-- Records supplied follows --

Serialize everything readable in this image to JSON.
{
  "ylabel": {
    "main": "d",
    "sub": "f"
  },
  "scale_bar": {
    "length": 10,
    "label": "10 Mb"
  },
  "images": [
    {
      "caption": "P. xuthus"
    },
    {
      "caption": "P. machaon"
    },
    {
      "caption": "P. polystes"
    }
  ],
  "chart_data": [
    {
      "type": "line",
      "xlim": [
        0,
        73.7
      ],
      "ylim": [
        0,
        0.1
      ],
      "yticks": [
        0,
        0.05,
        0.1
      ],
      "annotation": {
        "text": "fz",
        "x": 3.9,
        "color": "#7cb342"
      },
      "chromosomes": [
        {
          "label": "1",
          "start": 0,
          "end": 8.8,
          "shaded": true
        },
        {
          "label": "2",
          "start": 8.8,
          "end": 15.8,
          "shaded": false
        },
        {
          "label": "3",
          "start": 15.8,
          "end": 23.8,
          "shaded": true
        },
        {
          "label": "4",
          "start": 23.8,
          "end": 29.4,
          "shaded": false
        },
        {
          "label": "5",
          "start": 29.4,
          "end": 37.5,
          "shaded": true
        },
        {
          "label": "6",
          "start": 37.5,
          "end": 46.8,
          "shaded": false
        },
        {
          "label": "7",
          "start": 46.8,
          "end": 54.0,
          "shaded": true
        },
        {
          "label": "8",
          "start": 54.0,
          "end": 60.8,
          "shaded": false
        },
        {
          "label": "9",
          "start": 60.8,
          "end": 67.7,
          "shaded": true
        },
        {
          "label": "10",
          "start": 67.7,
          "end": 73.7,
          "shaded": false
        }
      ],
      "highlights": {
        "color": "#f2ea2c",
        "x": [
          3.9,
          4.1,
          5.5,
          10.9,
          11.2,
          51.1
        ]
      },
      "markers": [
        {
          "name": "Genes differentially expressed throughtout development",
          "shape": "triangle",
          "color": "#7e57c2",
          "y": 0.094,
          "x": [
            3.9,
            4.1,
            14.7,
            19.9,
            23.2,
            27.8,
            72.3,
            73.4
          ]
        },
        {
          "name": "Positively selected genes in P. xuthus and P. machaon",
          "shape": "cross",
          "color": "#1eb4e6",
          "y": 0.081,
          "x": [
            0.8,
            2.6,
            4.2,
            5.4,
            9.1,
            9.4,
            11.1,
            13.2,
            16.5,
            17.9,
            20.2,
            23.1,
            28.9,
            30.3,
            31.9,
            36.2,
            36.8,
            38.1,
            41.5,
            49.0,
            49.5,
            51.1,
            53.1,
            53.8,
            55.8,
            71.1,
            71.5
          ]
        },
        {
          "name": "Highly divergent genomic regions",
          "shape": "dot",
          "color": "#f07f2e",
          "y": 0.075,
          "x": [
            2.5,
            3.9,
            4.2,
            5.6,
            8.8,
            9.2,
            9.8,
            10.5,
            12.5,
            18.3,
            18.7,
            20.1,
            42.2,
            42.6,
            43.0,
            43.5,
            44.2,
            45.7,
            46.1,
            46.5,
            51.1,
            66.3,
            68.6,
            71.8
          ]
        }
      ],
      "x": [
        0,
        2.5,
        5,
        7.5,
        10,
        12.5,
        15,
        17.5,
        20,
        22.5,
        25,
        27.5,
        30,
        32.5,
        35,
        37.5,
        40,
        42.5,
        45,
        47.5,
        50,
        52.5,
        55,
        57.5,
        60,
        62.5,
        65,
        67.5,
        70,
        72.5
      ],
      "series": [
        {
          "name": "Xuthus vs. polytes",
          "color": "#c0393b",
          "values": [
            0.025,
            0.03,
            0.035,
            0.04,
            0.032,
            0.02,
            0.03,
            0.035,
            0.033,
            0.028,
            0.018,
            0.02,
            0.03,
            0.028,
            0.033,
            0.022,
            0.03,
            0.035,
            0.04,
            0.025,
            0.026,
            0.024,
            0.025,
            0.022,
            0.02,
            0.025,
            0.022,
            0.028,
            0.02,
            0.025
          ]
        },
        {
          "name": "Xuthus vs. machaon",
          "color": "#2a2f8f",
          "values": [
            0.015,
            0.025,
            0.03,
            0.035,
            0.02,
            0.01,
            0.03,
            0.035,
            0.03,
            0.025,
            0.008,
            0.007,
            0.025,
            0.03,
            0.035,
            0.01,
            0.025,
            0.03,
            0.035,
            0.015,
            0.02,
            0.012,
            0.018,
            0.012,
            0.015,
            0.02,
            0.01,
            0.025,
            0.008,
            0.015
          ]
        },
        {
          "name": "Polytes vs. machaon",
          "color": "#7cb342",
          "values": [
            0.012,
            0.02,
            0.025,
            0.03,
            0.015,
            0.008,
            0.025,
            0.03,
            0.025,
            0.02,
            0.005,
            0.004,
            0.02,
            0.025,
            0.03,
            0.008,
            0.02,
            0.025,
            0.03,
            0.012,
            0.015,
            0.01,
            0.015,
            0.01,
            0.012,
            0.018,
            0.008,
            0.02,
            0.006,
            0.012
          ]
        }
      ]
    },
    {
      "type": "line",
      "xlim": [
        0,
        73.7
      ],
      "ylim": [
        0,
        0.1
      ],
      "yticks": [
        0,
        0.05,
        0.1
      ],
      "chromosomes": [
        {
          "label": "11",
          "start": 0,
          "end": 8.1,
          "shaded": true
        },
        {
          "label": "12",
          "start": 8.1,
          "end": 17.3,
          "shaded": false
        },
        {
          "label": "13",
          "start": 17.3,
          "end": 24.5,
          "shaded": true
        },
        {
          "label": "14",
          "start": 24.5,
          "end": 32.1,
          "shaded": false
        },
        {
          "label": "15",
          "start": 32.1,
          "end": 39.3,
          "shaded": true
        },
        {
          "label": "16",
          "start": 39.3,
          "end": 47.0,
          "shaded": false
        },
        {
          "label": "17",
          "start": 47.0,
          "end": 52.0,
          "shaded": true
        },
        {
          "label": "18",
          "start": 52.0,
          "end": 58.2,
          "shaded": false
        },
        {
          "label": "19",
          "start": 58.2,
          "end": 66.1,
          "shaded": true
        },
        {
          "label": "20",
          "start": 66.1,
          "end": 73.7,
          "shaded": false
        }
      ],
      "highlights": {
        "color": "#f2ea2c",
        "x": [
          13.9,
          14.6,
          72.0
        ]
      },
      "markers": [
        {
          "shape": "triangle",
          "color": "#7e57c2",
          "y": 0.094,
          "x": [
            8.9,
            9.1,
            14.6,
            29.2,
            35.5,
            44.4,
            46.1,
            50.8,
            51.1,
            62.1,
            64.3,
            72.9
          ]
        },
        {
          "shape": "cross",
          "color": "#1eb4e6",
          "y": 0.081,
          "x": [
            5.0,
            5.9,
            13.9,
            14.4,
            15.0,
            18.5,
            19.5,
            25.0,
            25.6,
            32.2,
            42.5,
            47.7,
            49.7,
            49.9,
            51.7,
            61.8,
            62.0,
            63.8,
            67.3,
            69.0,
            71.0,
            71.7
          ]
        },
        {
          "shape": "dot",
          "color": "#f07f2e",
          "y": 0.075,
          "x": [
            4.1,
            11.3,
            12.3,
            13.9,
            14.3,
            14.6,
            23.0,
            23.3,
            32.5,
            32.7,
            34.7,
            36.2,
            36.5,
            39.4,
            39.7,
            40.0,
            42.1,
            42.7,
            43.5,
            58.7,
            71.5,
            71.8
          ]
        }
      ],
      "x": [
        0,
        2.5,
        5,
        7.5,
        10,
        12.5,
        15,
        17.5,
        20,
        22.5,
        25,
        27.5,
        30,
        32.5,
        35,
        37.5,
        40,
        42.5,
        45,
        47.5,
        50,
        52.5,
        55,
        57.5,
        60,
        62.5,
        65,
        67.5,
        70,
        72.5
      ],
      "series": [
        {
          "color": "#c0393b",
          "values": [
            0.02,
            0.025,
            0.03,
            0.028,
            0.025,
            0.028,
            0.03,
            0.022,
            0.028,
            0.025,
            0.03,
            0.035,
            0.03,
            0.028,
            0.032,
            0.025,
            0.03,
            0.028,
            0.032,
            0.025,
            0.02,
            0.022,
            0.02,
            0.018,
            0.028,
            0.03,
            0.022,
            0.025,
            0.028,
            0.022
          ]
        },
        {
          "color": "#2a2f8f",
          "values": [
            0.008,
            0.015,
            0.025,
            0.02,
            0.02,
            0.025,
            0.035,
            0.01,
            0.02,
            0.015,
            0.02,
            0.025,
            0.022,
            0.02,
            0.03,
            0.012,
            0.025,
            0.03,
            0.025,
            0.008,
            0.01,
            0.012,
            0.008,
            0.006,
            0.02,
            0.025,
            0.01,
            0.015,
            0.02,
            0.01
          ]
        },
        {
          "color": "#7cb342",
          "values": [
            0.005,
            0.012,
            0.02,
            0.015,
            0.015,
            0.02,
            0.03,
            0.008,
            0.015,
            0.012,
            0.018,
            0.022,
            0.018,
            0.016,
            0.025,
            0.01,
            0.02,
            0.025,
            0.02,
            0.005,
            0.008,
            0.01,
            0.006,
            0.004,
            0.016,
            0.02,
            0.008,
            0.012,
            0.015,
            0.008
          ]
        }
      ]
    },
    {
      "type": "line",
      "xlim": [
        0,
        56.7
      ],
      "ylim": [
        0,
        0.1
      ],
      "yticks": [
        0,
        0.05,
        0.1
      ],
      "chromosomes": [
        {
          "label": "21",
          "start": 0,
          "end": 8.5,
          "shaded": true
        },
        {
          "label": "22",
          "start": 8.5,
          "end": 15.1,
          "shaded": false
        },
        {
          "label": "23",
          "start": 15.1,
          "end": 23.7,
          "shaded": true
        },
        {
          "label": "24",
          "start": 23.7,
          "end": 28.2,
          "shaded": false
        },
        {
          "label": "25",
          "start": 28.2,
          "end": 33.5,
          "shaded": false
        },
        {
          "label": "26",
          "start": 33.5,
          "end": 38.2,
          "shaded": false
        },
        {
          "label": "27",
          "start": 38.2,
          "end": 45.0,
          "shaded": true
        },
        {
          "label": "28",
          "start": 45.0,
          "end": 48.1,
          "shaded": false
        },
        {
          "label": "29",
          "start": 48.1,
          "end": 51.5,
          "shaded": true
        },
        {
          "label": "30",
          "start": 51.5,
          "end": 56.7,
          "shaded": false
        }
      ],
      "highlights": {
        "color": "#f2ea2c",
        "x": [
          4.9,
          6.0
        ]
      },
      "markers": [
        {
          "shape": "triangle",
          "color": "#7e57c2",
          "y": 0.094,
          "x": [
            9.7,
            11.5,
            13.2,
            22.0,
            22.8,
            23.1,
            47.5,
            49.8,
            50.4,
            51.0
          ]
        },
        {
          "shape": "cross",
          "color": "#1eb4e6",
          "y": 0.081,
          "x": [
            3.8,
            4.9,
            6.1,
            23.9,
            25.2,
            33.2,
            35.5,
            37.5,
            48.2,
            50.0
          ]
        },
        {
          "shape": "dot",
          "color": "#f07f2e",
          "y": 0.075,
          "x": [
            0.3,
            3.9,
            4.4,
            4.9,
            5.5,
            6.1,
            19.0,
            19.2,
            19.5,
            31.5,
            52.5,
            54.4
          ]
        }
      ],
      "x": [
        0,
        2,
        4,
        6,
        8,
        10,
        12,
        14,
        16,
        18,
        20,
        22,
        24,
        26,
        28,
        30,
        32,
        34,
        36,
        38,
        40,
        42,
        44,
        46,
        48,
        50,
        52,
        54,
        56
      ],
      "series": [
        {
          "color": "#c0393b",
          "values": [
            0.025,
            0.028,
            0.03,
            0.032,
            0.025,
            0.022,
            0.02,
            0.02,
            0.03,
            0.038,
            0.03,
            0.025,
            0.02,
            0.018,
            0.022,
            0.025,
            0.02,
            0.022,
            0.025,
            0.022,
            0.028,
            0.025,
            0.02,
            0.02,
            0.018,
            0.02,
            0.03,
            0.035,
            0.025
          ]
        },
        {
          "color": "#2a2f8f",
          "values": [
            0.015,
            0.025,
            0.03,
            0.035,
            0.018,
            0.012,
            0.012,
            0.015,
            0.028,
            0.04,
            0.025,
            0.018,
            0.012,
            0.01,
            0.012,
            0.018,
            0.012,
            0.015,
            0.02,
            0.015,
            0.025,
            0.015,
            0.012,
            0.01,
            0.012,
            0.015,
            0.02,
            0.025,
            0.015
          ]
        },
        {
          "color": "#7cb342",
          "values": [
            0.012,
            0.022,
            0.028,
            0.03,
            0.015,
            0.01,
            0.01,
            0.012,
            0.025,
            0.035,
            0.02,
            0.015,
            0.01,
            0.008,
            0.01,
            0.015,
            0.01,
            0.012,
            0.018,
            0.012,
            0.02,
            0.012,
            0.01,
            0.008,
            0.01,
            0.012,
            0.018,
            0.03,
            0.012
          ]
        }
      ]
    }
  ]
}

-- Records supplied concluded --

Look above for lines with the word "name" and copy them all.

          "name": "Genes differentially expressed throughtout development",
          "name": "Positively selected genes in P. xuthus and P. machaon",
          "name": "Highly divergent genomic regions",
          "name": "Xuthus vs. polytes",
          "name": "Xuthus vs. machaon",
          "name": "Polytes vs. machaon",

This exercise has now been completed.